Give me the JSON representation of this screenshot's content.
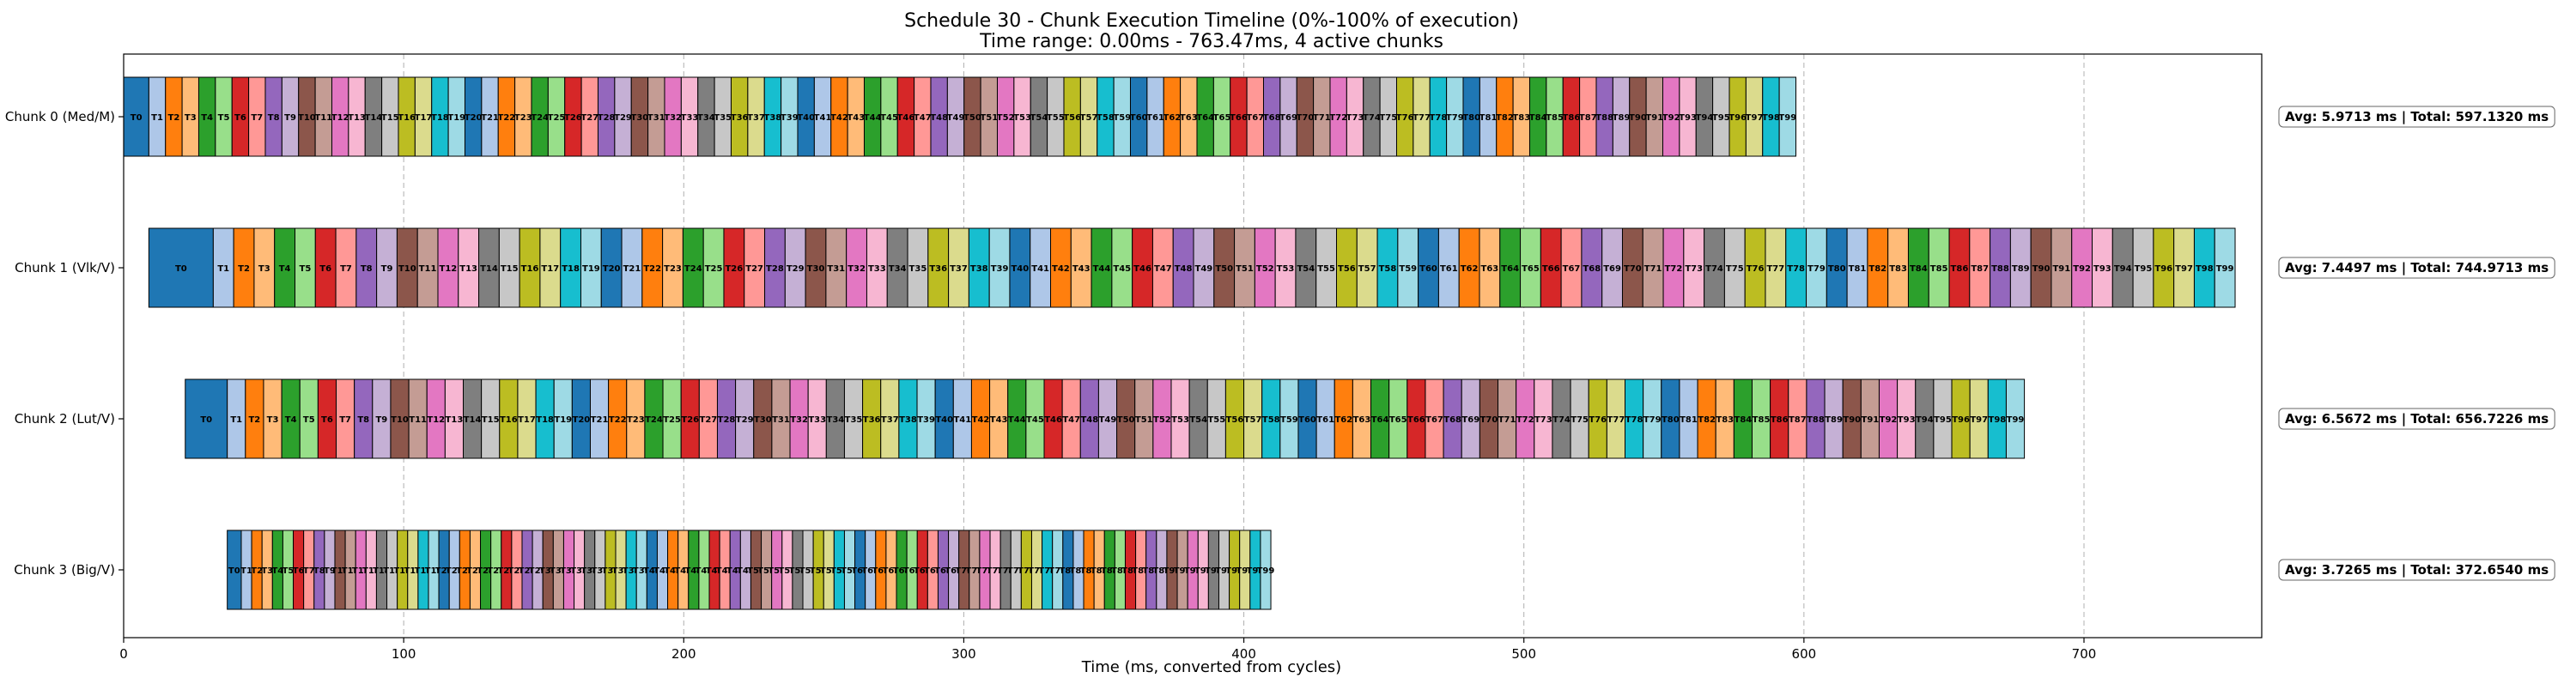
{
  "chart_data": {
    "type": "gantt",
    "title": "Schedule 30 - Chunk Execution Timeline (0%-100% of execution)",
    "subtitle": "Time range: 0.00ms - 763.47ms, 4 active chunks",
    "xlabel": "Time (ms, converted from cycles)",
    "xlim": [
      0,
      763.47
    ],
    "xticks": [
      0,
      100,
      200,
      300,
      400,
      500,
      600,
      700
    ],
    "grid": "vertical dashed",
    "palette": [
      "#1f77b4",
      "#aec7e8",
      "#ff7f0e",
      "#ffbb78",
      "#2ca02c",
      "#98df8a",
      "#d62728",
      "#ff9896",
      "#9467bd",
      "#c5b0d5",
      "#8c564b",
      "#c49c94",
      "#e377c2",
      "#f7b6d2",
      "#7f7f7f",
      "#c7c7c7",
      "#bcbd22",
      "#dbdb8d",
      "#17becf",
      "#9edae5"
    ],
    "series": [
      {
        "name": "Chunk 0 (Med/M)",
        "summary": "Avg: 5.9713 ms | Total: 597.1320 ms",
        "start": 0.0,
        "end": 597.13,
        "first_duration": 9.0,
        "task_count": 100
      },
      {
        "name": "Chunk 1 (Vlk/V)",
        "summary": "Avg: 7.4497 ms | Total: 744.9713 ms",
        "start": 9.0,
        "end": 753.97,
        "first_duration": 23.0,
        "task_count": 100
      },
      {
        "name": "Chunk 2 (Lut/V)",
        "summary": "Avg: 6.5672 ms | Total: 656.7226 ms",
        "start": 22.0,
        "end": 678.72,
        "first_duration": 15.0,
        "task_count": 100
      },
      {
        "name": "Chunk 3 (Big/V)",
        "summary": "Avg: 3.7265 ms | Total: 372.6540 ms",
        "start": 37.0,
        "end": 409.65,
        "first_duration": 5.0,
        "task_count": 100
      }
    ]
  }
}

──────────

## BRIEF
Go over the data above and copy every line that has the word "Total" in it.

## ANSWER TO THE PROBLEM
        "summary": "Avg: 5.9713 ms | Total: 597.1320 ms",
        "summary": "Avg: 7.4497 ms | Total: 744.9713 ms",
        "summary": "Avg: 6.5672 ms | Total: 656.7226 ms",
        "summary": "Avg: 3.7265 ms | Total: 372.6540 ms",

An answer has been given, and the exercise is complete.